▶ [Raw records]
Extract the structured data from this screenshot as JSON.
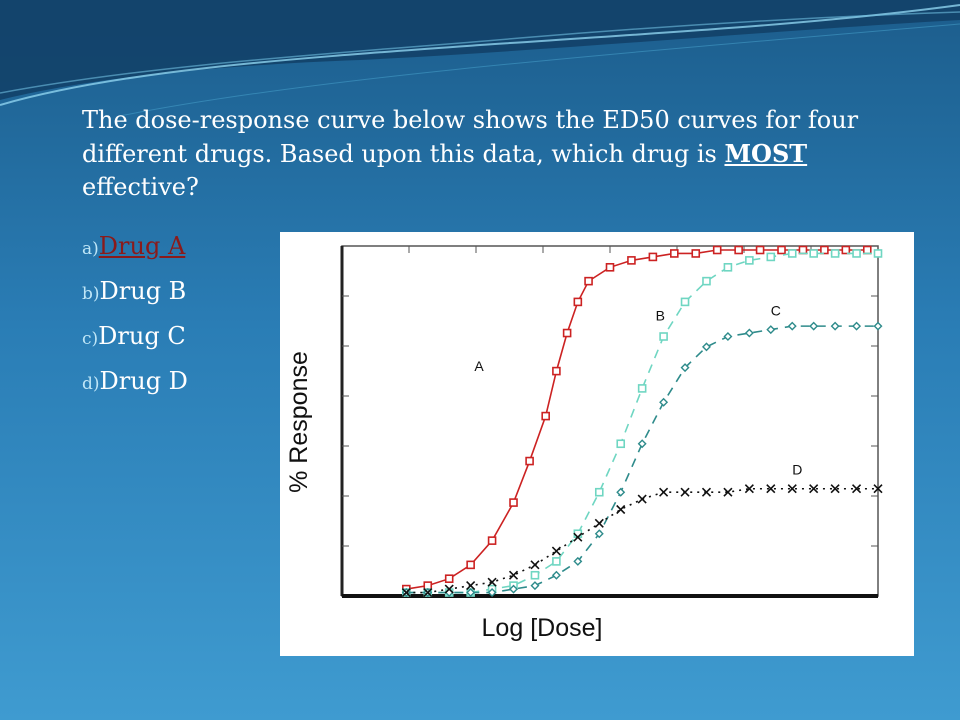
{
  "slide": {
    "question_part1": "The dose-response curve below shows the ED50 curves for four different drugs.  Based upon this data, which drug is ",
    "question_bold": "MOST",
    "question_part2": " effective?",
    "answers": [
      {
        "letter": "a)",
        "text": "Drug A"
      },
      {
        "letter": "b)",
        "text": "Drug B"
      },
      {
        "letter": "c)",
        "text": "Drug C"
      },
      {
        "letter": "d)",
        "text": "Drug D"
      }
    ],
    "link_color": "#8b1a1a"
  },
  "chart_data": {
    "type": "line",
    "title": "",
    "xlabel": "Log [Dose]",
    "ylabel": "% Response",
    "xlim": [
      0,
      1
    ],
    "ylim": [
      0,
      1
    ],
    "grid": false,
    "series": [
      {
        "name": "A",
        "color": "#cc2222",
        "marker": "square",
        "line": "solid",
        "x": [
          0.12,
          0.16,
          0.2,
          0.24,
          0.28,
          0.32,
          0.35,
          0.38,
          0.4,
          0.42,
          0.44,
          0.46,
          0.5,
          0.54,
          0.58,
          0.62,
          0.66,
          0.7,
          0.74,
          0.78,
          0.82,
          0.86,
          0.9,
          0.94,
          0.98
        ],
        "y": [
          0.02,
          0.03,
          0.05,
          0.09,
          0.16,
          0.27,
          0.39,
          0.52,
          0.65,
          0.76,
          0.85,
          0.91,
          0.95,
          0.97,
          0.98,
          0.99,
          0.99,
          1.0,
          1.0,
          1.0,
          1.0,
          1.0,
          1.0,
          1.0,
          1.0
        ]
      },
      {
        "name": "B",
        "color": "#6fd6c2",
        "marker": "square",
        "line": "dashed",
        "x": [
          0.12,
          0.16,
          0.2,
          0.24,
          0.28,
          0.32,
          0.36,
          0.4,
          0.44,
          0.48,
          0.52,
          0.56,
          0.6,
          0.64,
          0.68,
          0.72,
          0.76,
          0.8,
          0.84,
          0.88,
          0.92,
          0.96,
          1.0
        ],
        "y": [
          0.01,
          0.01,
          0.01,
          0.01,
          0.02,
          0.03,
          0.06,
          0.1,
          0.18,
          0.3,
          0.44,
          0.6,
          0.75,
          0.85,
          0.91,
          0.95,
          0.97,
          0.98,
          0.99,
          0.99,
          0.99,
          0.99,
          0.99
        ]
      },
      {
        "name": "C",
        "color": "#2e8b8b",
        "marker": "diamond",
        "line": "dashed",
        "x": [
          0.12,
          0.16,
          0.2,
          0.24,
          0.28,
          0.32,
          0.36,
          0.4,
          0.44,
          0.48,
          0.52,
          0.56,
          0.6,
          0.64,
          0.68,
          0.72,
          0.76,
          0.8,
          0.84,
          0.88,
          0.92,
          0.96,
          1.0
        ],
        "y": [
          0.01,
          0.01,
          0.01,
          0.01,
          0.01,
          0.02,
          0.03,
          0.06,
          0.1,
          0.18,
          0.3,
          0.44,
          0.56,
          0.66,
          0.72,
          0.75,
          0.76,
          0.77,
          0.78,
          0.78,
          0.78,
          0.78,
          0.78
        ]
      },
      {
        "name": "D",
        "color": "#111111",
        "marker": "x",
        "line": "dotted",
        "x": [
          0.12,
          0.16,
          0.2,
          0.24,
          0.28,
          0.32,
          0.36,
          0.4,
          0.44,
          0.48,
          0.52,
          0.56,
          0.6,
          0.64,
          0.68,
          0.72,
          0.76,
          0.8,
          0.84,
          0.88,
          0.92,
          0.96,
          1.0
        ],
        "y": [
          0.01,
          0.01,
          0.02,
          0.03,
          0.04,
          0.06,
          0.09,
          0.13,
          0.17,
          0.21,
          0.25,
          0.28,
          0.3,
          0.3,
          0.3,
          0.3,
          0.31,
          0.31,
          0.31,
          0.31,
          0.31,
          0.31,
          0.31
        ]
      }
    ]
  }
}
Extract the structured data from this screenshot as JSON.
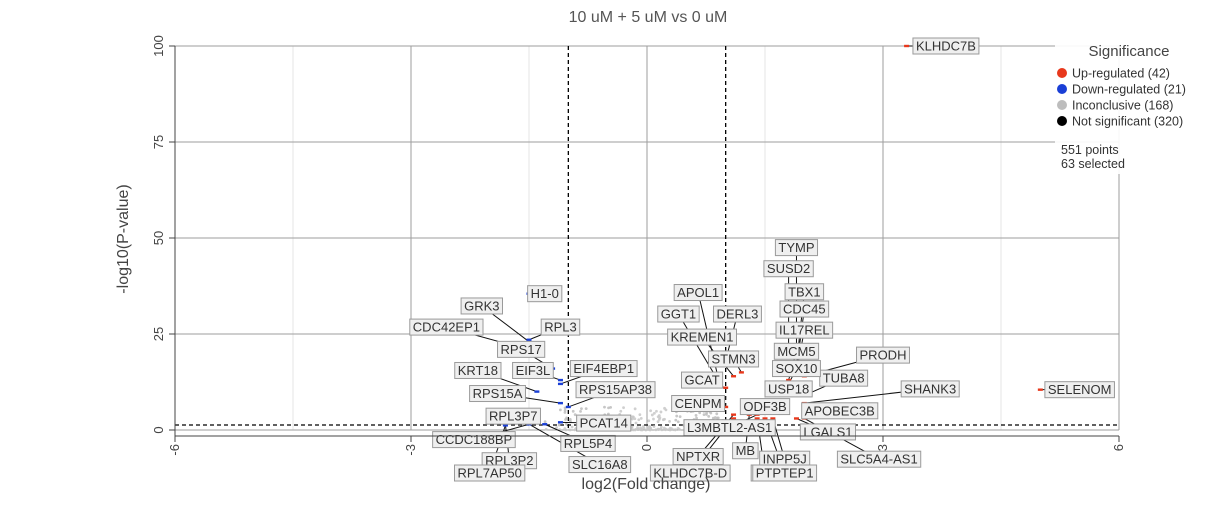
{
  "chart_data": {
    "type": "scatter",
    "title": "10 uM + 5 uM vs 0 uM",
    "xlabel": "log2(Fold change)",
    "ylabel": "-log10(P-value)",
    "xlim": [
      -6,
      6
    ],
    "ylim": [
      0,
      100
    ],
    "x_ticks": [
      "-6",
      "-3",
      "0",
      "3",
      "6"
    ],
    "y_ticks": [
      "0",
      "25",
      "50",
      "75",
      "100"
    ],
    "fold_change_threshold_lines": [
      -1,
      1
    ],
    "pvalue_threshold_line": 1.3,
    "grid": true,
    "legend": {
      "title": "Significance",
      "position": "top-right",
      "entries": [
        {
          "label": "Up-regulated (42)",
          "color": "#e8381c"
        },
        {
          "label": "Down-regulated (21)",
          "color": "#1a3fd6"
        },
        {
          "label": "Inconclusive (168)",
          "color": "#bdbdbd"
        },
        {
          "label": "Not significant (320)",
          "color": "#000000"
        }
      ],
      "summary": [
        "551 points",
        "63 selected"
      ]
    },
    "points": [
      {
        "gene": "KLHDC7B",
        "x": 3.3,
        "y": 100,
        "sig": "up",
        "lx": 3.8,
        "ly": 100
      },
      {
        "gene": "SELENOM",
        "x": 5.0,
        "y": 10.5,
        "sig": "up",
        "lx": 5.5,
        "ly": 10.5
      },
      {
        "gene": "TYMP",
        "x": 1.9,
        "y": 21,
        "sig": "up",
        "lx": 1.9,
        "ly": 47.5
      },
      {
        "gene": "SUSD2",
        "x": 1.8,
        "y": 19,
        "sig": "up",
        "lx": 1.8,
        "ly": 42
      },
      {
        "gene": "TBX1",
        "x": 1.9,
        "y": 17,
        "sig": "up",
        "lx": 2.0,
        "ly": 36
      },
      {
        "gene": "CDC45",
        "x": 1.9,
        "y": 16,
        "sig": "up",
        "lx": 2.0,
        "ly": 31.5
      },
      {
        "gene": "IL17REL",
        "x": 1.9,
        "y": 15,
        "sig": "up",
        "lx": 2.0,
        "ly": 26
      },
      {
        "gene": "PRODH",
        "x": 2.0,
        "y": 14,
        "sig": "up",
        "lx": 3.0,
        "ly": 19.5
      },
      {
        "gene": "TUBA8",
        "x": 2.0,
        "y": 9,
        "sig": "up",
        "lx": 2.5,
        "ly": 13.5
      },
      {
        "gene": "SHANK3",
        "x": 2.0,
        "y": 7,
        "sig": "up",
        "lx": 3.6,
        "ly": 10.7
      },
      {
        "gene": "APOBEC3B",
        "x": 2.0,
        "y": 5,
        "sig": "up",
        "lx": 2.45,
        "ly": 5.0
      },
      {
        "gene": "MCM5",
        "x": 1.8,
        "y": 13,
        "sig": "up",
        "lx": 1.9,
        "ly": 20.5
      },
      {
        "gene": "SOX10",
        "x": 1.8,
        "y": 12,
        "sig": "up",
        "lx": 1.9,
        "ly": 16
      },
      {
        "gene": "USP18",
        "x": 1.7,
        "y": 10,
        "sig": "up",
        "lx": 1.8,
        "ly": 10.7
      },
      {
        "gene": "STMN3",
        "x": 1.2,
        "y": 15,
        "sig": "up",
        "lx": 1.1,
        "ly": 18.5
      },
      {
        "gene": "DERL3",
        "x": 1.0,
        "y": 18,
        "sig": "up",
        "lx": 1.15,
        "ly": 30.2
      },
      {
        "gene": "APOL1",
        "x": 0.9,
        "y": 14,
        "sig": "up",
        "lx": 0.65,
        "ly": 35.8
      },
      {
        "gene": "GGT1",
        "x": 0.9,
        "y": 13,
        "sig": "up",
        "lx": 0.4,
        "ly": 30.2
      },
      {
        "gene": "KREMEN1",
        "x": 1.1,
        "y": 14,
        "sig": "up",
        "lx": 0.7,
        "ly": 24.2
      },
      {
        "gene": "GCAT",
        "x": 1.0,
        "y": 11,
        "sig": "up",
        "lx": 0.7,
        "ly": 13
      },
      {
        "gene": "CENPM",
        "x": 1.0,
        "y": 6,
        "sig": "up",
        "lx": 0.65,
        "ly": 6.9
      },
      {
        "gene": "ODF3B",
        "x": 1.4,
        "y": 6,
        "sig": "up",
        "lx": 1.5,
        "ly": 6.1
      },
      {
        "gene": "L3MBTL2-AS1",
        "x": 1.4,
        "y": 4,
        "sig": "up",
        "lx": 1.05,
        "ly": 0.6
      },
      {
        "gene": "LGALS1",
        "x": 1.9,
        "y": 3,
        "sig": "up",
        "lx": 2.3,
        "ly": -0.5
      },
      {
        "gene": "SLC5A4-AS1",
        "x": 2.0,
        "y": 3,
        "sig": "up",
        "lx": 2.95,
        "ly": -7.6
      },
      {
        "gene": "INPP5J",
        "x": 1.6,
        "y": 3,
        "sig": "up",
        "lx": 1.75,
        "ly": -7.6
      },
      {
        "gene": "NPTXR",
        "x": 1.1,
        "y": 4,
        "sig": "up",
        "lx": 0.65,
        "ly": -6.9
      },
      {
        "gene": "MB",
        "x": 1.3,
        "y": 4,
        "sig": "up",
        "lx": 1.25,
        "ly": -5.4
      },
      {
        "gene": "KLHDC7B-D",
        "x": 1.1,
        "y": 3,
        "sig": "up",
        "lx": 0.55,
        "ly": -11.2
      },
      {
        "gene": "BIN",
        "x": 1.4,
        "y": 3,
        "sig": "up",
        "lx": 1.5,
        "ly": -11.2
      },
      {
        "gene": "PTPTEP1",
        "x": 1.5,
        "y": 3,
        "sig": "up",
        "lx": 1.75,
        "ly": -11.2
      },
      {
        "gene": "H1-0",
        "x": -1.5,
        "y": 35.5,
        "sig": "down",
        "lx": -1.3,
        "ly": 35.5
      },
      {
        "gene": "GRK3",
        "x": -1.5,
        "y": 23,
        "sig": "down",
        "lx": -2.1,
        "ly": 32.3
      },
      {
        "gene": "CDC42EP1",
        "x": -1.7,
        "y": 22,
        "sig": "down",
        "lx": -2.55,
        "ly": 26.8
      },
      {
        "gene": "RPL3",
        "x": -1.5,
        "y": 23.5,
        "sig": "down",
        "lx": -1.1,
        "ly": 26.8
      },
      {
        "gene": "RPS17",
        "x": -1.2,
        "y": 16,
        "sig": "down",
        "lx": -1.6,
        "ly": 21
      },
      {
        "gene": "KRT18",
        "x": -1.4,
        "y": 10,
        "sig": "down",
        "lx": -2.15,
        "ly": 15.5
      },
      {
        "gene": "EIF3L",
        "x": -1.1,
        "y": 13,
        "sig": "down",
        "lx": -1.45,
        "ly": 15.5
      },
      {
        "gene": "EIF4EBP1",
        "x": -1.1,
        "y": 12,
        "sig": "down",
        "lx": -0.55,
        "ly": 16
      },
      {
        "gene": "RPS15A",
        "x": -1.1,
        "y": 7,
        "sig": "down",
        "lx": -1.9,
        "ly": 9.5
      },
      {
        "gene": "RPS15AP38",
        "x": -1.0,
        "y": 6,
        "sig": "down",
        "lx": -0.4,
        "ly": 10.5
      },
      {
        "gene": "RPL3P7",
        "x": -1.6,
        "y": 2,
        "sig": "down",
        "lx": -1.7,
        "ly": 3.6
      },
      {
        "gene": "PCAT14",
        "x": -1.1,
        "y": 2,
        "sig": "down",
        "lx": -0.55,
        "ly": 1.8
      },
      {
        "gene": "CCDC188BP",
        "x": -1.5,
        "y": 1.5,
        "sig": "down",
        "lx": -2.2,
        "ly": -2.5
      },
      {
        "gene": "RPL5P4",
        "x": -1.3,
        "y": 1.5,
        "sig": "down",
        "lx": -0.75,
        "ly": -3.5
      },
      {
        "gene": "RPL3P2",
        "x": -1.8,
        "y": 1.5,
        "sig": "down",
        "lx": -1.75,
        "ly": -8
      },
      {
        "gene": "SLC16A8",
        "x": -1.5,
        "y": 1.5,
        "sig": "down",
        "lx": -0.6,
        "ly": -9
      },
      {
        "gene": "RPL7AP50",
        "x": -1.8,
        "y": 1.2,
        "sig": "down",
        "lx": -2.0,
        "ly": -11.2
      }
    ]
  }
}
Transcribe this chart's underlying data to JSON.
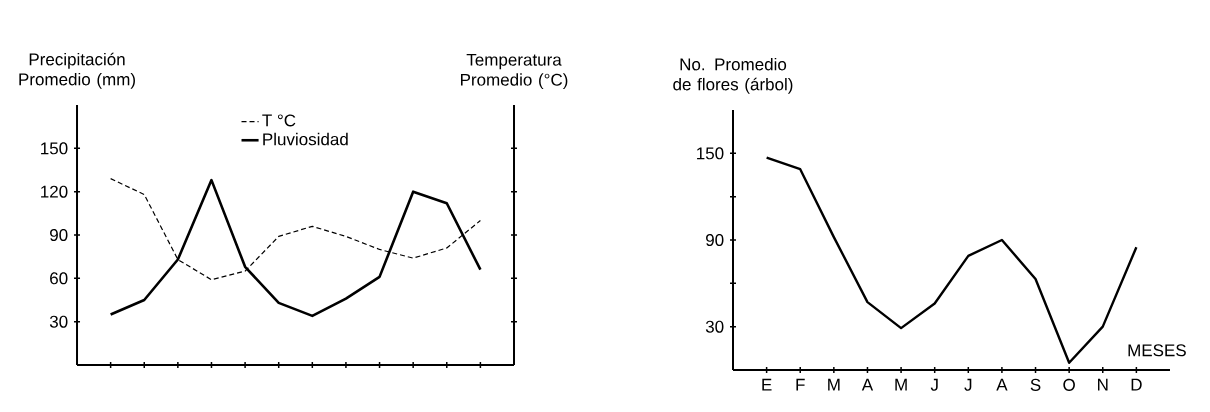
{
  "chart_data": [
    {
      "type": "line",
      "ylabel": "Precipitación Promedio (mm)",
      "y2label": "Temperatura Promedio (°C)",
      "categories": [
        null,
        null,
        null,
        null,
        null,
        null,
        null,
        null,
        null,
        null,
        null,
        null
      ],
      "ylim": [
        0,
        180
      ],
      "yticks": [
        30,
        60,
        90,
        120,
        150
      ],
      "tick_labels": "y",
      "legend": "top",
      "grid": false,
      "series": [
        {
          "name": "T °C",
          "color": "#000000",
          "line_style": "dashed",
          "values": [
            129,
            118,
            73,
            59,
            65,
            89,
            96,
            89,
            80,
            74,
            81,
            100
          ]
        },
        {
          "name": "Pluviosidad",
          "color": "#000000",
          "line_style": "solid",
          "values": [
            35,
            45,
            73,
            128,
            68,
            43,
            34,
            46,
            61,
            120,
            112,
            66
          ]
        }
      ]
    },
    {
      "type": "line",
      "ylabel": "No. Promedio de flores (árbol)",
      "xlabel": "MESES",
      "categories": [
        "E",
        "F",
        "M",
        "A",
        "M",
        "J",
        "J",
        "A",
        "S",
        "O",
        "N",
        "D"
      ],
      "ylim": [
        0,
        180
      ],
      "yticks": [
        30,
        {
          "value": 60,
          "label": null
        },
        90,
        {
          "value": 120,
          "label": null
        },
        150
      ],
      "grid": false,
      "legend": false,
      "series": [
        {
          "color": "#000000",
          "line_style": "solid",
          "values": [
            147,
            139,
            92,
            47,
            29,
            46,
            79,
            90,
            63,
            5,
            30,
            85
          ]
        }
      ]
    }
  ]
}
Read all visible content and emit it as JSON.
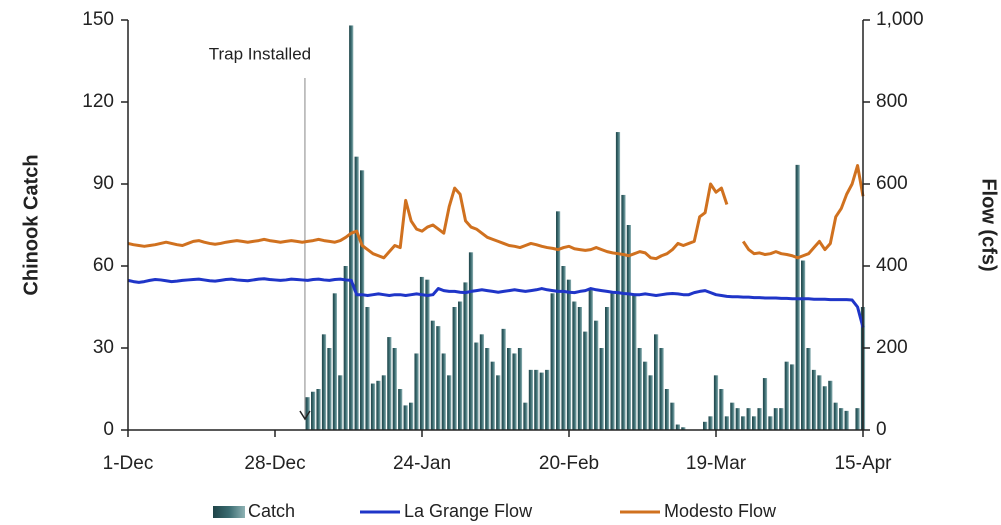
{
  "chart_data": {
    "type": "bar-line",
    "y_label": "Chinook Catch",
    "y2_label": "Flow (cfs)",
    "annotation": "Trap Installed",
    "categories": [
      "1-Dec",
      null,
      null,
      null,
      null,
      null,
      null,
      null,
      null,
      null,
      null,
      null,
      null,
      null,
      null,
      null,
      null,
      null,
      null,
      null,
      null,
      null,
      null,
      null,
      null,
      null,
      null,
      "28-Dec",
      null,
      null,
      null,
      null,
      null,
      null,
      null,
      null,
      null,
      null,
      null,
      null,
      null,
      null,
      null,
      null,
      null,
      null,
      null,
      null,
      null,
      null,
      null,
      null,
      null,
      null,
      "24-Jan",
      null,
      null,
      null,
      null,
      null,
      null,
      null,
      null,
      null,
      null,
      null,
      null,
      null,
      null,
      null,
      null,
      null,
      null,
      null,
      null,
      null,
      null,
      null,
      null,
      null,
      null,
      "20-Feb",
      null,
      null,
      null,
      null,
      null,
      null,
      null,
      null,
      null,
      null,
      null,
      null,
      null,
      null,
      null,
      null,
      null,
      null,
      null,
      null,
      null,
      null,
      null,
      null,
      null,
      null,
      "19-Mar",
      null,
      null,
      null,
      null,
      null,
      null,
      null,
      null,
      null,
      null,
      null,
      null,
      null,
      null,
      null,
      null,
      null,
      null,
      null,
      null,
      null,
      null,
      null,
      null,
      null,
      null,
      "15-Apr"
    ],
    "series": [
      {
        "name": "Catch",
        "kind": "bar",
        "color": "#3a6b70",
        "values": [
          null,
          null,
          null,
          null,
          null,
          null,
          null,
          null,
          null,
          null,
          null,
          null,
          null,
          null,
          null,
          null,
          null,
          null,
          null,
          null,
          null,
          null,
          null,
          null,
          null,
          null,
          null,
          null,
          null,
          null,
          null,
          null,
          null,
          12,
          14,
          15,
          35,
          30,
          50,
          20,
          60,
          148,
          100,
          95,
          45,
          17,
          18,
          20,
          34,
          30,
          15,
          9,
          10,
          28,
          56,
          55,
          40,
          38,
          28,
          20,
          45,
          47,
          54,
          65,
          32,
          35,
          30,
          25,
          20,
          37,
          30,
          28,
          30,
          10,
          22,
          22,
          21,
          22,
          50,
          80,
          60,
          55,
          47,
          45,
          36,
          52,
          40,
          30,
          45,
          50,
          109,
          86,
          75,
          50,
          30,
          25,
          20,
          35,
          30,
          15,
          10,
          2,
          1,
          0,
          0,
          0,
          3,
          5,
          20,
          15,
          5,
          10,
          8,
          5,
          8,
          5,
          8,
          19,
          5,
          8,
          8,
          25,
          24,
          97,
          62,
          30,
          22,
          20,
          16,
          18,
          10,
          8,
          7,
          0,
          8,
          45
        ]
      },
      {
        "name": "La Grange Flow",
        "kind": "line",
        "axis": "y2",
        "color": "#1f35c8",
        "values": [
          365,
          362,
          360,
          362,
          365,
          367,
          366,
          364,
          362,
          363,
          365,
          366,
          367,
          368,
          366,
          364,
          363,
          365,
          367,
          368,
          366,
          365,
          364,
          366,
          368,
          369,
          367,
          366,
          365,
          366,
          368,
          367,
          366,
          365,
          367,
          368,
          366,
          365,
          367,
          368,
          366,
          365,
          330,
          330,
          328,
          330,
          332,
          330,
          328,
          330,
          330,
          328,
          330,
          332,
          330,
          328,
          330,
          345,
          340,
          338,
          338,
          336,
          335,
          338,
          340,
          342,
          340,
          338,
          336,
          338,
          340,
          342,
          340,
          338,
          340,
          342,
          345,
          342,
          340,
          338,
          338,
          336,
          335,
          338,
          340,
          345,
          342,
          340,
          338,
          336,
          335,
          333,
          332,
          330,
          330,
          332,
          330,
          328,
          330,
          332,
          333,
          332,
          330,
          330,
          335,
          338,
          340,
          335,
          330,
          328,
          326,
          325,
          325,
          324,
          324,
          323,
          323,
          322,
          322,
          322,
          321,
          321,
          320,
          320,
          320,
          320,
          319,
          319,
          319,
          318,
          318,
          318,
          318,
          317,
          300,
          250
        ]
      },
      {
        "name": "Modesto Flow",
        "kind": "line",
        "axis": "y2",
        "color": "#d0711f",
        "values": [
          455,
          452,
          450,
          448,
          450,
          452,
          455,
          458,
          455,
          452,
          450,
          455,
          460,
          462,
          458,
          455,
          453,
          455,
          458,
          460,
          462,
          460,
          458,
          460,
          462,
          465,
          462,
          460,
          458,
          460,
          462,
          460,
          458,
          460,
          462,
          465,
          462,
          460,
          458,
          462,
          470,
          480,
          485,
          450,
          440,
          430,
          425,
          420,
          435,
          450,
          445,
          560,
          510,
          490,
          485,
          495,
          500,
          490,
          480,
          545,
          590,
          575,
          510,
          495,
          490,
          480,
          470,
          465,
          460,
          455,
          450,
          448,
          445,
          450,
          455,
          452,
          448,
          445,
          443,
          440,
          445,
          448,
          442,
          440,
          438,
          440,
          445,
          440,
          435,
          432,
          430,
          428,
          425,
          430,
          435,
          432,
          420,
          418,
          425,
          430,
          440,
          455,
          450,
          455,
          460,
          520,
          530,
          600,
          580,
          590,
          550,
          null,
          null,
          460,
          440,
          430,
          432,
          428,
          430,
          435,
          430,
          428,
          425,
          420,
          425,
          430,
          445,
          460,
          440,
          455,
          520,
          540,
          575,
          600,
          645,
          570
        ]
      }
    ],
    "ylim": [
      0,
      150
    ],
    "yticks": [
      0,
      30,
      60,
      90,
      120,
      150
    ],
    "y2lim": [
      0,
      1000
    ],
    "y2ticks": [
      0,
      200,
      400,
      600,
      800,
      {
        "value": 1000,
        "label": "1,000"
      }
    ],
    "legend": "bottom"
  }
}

▶ [What to do]
Filter the records for lines holding the string "marker". Copy each one.

▶ [Solution for this exercise]
        "marker": "square",
        "marker": "square",
        "marker": "diamond",
        "marker": "x",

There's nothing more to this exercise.